Problem description:
Output the full listing word for word.

Records supplied:
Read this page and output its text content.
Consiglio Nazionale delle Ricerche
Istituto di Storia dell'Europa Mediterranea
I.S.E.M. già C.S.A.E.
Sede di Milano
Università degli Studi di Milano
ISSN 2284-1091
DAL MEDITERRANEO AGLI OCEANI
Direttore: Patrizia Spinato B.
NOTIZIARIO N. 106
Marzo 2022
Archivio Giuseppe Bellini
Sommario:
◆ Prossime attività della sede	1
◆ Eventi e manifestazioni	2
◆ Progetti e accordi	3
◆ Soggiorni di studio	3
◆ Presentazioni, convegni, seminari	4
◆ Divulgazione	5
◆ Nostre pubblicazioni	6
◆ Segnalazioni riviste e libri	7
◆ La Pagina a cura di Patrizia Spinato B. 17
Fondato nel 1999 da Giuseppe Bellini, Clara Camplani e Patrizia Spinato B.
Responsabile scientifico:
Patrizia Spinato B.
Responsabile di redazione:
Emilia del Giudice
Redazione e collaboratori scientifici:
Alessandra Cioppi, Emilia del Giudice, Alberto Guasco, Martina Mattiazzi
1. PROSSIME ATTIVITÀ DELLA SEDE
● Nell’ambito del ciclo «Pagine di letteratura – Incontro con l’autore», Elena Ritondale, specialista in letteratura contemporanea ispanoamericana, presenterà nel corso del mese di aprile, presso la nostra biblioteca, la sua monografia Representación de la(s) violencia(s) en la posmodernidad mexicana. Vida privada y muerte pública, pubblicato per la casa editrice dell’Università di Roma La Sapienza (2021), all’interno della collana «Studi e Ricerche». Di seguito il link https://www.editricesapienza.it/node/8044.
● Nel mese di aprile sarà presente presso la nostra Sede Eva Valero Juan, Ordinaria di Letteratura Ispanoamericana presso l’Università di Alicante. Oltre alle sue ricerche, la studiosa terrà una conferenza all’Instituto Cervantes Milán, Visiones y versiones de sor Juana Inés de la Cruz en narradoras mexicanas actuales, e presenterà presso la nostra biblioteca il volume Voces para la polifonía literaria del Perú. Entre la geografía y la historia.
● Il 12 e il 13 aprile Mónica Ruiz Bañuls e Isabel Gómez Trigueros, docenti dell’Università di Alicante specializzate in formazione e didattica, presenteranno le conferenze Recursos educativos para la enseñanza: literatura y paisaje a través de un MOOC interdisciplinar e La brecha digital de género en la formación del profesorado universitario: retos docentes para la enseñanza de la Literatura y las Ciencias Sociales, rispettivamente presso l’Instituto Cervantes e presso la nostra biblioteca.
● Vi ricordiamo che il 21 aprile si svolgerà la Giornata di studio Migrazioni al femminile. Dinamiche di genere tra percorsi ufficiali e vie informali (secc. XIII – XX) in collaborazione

In response:
Read this page and output its text content.
Consiglio Nazionale delle Ricerche
Istituto di Storia dell'Europa Mediterranea
I.S.E.M. già C.S.A.E.
Sede di Milano
Università degli Studi di Milano
ISSN 2284-1091
DAL MEDITERRANEO AGLI OCEANI
Direttore: Patrizia Spinato B.
NOTIZIARIO N. 106
Marzo 2022
Archivio Giuseppe Bellini
Sommario:
◆ Prossime attività della sede	1
◆ Eventi e manifestazioni	2
◆ Progetti e accordi	3
◆ Soggiorni di studio	3
◆ Presentazioni, convegni, seminari	4
◆ Divulgazione	5
◆ Nostre pubblicazioni	6
◆ Segnalazioni riviste e libri	7
◆ La Pagina a cura di Patrizia Spinato B. 17
Fondato nel 1999 da Giuseppe Bellini, Clara Camplani e Patrizia Spinato B.
Responsabile scientifico:
Patrizia Spinato B.
Responsabile di redazione:
Emilia del Giudice
Redazione e collaboratori scientifici:
Alessandra Cioppi, Emilia del Giudice, Alberto Guasco, Martina Mattiazzi
1. PROSSIME ATTIVITÀ DELLA SEDE
● Nell’ambito del ciclo «Pagine di letteratura – Incontro con l’autore», Elena Ritondale, specialista in letteratura contemporanea ispanoamericana, presenterà nel corso del mese di aprile, presso la nostra biblioteca, la sua monografia Representación de la(s) violencia(s) en la posmodernidad mexicana. Vida privada y muerte pública, pubblicato per la casa editrice dell’Università di Roma La Sapienza (2021), all’interno della collana «Studi e Ricerche». Di seguito il link https://www.editricesapienza.it/node/8044.
● Nel mese di aprile sarà presente presso la nostra Sede Eva Valero Juan, Ordinaria di Letteratura Ispanoamericana presso l’Università di Alicante. Oltre alle sue ricerche, la studiosa terrà una conferenza all’Instituto Cervantes Milán, Visiones y versiones de sor Juana Inés de la Cruz en narradoras mexicanas actuales, e presenterà presso la nostra biblioteca il volume Voces para la polifonía literaria del Perú. Entre la geografía y la historia.
● Il 12 e il 13 aprile Mónica Ruiz Bañuls e Isabel Gómez Trigueros, docenti dell’Università di Alicante specializzate in formazione e didattica, presenteranno le conferenze Recursos educativos para la enseñanza: literatura y paisaje a través de un MOOC interdisciplinar e La brecha digital de género en la formación del profesorado universitario: retos docentes para la enseñanza de la Literatura y las Ciencias Sociales, rispettivamente presso l’Instituto Cervantes e presso la nostra biblioteca.
● Vi ricordiamo che il 21 aprile si svolgerà la Giornata di studio Migrazioni al femminile. Dinamiche di genere tra percorsi ufficiali e vie informali (secc. XIII – XX) in collaborazione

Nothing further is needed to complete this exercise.